Task details:
Return only this: the line with "Decode this image" and all the lines that follow it below, through the final one, exactly as they are.

Provided material:

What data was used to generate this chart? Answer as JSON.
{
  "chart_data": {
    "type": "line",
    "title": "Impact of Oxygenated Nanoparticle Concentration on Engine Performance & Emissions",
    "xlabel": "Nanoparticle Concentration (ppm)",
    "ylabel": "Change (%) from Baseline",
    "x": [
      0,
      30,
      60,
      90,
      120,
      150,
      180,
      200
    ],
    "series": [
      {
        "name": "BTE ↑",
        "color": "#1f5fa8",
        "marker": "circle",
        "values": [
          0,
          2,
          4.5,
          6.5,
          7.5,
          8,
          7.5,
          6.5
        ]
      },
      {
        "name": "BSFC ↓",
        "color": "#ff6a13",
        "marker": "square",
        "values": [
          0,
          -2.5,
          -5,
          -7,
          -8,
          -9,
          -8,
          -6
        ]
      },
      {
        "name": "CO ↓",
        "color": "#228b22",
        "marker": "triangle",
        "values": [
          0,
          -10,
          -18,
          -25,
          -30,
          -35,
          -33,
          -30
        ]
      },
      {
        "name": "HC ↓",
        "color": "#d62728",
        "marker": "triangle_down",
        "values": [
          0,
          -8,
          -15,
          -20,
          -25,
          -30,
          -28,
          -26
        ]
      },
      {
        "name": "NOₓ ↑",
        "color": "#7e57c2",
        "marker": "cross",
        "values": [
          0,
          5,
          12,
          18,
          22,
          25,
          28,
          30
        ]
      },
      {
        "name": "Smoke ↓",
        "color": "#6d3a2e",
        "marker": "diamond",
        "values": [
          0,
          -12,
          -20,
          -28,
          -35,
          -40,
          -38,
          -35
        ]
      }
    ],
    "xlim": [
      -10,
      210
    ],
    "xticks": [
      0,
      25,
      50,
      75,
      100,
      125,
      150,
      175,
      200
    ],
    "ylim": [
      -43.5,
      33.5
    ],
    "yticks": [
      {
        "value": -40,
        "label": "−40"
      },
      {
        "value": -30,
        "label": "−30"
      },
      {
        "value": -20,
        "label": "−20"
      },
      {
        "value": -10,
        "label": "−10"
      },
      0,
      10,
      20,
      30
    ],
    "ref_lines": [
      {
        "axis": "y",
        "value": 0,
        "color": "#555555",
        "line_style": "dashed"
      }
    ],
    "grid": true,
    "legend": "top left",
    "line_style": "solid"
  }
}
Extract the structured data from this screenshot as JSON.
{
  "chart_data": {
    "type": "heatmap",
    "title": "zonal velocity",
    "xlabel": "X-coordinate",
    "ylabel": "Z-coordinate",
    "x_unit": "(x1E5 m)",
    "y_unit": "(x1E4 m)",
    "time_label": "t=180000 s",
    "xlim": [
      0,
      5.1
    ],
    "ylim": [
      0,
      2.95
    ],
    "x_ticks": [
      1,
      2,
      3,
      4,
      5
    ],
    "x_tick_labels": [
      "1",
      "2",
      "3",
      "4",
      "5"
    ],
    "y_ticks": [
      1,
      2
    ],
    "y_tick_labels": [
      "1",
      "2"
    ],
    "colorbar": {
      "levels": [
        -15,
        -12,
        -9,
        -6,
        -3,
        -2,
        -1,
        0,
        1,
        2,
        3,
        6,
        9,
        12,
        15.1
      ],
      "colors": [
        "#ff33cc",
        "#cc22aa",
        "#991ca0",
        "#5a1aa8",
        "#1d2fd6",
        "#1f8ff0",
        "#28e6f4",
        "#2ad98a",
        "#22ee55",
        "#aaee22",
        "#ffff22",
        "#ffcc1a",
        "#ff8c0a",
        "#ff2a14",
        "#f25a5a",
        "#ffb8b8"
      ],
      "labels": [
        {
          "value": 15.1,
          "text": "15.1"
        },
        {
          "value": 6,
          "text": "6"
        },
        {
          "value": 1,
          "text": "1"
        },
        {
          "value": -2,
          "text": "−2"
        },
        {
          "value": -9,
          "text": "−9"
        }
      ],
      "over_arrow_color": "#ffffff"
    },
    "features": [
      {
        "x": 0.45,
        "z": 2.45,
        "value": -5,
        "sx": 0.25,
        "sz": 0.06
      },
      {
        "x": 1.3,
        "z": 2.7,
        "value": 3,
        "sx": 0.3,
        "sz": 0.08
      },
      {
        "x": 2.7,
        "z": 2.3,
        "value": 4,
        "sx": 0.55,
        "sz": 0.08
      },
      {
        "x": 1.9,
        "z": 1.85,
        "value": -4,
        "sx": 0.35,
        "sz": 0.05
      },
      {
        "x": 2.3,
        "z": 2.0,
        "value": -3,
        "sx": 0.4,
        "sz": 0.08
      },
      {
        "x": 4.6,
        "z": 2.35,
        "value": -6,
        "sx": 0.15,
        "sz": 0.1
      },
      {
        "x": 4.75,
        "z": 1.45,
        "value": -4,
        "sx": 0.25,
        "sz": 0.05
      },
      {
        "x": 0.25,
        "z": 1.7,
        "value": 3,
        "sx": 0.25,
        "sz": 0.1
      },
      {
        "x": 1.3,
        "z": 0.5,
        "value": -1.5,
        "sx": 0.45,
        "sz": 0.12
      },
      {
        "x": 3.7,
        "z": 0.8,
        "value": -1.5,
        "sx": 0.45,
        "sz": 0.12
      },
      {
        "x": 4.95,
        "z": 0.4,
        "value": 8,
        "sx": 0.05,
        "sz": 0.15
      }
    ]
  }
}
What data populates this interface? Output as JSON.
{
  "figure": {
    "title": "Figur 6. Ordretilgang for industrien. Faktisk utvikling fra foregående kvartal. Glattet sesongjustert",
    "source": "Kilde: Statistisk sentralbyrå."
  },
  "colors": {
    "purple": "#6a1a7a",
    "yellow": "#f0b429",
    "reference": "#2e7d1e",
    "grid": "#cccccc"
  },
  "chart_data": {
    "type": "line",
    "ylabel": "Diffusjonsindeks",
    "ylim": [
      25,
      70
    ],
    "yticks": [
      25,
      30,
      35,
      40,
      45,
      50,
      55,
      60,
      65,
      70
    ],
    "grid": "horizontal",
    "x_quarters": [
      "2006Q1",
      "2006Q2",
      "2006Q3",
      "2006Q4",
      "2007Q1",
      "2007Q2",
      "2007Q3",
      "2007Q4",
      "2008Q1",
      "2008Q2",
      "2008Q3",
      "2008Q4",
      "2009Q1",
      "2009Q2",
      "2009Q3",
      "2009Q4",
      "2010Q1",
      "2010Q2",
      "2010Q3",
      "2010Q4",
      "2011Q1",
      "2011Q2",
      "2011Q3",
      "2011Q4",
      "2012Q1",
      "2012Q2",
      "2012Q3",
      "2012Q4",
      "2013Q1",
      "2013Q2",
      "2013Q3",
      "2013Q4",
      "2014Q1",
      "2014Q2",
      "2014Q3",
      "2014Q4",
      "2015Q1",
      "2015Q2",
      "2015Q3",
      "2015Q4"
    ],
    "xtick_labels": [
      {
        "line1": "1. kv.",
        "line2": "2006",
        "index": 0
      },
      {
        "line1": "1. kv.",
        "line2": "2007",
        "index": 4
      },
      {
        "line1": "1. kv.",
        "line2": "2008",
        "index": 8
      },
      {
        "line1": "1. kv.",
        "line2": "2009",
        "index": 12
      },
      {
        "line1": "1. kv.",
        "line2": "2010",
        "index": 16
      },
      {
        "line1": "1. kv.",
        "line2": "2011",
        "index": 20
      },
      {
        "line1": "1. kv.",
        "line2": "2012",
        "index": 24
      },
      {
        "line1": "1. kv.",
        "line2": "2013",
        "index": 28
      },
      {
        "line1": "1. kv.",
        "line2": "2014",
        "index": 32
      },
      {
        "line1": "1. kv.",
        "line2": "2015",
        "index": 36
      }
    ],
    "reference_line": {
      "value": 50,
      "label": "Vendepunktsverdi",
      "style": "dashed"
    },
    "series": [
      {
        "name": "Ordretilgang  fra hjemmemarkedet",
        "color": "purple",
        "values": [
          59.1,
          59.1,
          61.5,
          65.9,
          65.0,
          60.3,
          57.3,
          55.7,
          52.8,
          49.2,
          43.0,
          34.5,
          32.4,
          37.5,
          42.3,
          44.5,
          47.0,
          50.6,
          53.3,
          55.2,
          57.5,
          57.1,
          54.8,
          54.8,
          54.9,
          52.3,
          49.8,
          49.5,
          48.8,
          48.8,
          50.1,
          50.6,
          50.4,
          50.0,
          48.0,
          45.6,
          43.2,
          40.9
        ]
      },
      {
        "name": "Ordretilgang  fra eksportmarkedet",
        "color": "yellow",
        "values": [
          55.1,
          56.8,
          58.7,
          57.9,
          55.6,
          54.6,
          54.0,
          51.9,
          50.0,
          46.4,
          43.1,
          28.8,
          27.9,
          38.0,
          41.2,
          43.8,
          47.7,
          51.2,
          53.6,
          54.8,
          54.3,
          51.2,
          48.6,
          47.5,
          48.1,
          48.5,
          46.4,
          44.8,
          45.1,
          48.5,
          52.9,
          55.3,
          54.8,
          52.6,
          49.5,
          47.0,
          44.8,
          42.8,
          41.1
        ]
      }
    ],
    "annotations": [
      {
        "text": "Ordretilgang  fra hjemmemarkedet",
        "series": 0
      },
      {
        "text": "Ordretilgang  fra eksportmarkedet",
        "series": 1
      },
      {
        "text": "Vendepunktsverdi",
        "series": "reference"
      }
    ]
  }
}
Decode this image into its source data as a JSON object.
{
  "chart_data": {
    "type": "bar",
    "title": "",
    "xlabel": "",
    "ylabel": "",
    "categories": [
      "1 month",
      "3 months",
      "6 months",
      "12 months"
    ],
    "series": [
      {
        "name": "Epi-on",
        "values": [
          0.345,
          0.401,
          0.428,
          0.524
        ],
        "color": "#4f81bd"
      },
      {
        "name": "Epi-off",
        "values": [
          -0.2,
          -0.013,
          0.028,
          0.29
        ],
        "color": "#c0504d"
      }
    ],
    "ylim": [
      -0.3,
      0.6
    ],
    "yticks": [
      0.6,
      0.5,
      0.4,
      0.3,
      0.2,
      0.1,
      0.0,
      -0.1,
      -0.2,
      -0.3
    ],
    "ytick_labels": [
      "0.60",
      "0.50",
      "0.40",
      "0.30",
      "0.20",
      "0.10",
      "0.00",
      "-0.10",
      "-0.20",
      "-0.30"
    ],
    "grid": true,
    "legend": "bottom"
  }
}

Response below:
Decode this image into its source data as a JSON object.
{
  "chart_data": {
    "type": "bar",
    "title": "",
    "xlabel": "",
    "ylabel": "",
    "categories": [
      "1 month",
      "3 months",
      "6 months",
      "12 months"
    ],
    "series": [
      {
        "name": "Epi-on",
        "values": [
          0.345,
          0.401,
          0.428,
          0.524
        ],
        "color": "#4f81bd"
      },
      {
        "name": "Epi-off",
        "values": [
          -0.2,
          -0.013,
          0.028,
          0.29
        ],
        "color": "#c0504d"
      }
    ],
    "ylim": [
      -0.3,
      0.6
    ],
    "yticks": [
      0.6,
      0.5,
      0.4,
      0.3,
      0.2,
      0.1,
      0.0,
      -0.1,
      -0.2,
      -0.3
    ],
    "ytick_labels": [
      "0.60",
      "0.50",
      "0.40",
      "0.30",
      "0.20",
      "0.10",
      "0.00",
      "-0.10",
      "-0.20",
      "-0.30"
    ],
    "grid": true,
    "legend": "bottom"
  }
}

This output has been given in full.